> [Set task]: Check each line of the records for "indemnizatorio"; collect those that have it.

> [Entries shown]:
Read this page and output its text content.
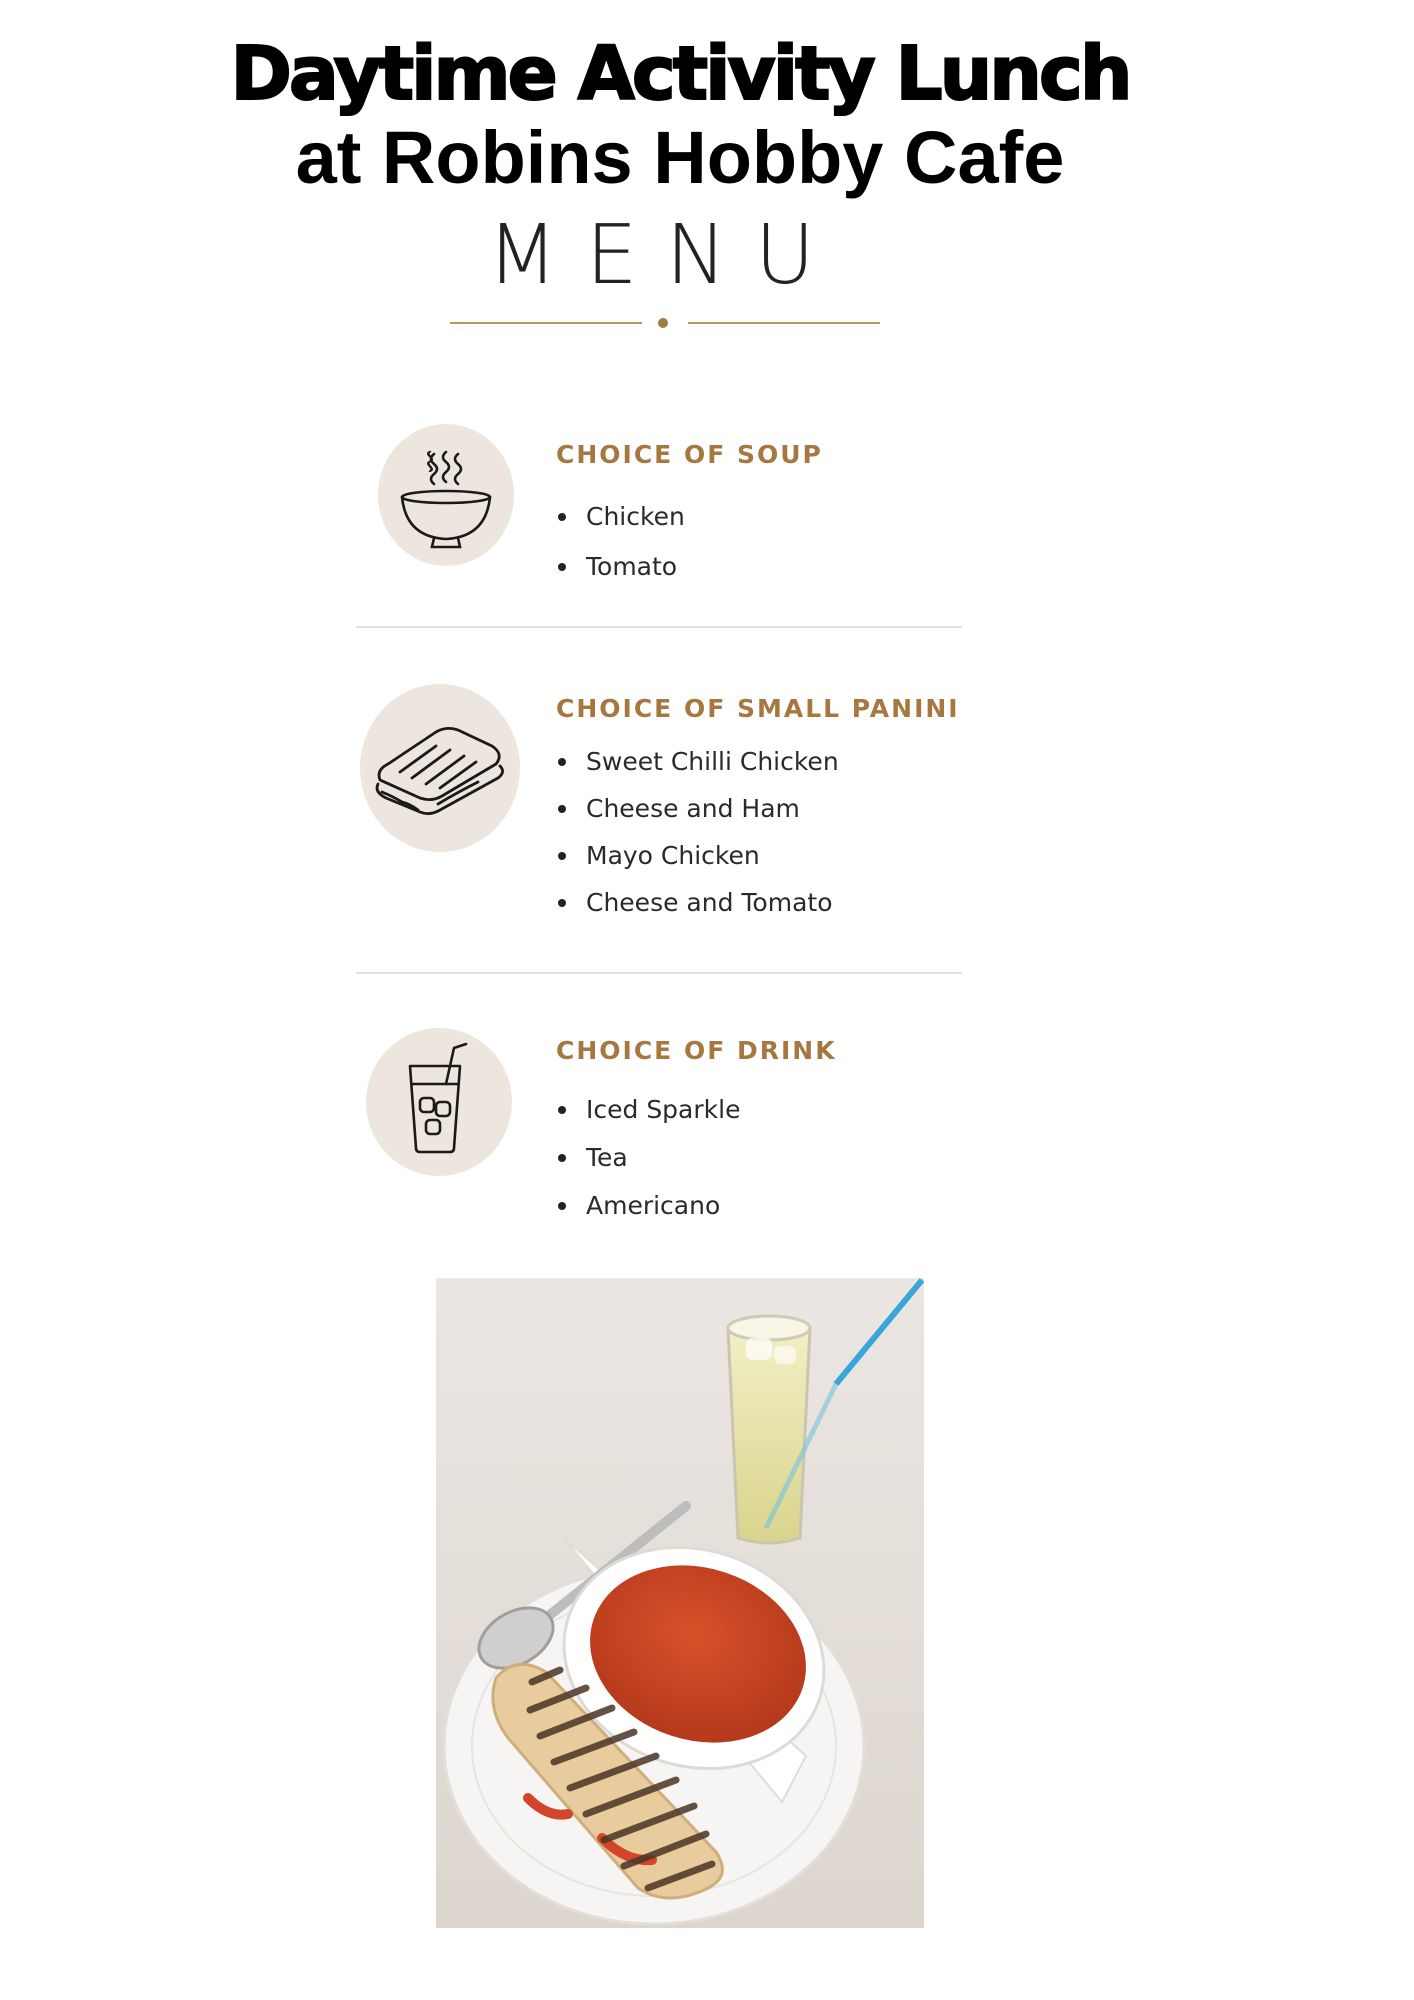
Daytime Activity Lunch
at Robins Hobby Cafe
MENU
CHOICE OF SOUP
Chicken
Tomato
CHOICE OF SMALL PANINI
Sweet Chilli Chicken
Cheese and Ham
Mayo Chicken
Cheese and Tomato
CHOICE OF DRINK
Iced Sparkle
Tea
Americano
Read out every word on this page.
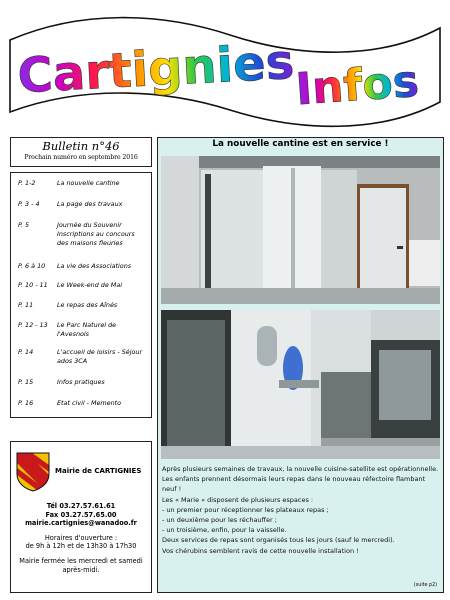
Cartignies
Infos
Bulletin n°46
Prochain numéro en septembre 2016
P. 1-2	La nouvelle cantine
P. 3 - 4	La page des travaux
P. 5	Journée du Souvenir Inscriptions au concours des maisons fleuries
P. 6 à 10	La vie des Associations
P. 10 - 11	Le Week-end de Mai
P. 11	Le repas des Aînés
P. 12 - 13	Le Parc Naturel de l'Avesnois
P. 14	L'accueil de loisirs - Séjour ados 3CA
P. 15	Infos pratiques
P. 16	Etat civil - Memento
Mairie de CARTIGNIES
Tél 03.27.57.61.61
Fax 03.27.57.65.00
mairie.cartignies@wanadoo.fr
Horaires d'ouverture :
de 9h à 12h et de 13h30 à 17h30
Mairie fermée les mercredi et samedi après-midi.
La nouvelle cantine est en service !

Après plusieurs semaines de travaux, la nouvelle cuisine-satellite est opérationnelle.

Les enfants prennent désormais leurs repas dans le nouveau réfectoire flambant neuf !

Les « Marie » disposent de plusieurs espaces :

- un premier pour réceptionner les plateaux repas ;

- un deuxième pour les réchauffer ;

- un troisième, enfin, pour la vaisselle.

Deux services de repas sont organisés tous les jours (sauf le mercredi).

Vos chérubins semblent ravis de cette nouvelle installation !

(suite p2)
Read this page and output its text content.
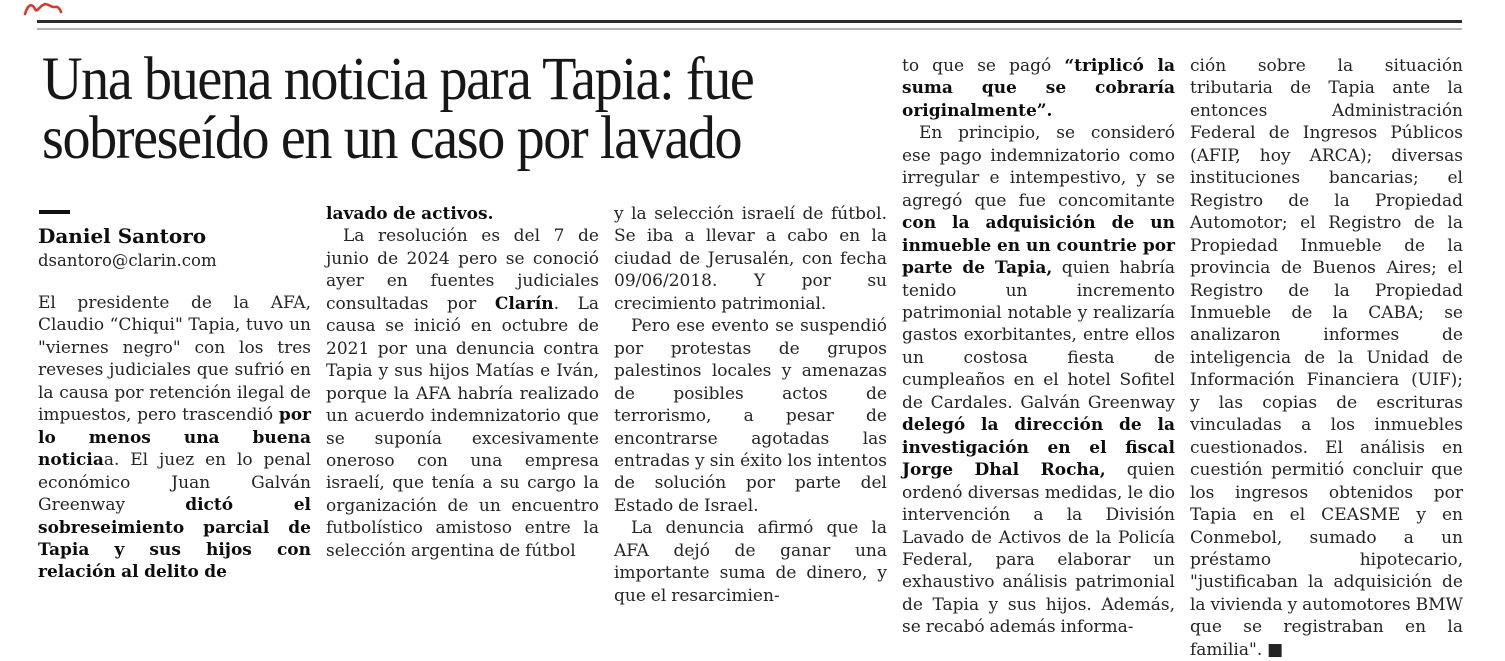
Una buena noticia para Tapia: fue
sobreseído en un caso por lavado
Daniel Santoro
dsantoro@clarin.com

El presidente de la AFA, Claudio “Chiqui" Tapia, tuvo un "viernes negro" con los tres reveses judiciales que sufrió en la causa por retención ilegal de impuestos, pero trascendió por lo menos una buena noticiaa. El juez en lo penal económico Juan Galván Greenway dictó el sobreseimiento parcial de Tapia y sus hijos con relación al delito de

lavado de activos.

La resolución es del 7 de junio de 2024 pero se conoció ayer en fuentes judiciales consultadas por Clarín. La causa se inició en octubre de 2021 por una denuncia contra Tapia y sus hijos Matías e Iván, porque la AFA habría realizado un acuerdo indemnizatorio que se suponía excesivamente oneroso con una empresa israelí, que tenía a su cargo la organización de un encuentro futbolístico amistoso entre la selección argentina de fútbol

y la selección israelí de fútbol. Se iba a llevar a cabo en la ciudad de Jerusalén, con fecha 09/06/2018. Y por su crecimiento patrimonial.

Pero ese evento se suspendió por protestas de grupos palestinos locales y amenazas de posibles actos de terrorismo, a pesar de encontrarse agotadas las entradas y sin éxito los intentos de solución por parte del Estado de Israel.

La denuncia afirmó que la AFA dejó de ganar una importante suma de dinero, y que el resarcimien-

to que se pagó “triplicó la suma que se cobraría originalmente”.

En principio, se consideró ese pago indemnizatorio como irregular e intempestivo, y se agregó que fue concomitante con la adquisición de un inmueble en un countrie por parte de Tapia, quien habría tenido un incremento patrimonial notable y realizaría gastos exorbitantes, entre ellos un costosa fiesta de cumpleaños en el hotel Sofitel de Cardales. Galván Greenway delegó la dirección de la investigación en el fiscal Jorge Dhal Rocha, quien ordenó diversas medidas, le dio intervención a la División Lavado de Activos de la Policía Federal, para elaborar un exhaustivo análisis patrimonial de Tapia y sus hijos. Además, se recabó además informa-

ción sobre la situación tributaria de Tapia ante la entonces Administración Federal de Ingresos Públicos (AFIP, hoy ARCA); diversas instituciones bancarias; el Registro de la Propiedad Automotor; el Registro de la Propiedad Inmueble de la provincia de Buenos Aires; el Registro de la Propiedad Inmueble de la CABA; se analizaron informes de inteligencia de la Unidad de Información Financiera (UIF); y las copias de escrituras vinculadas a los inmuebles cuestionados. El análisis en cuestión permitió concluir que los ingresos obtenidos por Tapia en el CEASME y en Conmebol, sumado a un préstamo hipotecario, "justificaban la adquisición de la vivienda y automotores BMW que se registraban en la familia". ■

> [Response to this task]:
La resolución es del 7 de junio de 2024 pero se conoció ayer en fuentes judiciales consultadas por Clarín. La causa se inició en octubre de 2021 por una denuncia contra Tapia y sus hijos Matías e Iván, porque la AFA habría realizado un acuerdo indemnizatorio que se suponía excesivamente oneroso con una empresa israelí, que tenía a su cargo la organización de un encuentro futbolístico amistoso entre la selección argentina de fútbol
En principio, se consideró ese pago indemnizatorio como irregular e intempestivo, y se agregó que fue concomitante con la adquisición de un inmueble en un countrie por parte de Tapia, quien habría tenido un incremento patrimonial notable y realizaría gastos exorbitantes, entre ellos un costosa fiesta de cumpleaños en el hotel Sofitel de Cardales. Galván Greenway delegó la dirección de la investigación en el fiscal Jorge Dhal Rocha, quien ordenó diversas medidas, le dio intervención a la División Lavado de Activos de la Policía Federal, para elaborar un exhaustivo análisis patrimonial de Tapia y sus hijos. Además, se recabó además informa-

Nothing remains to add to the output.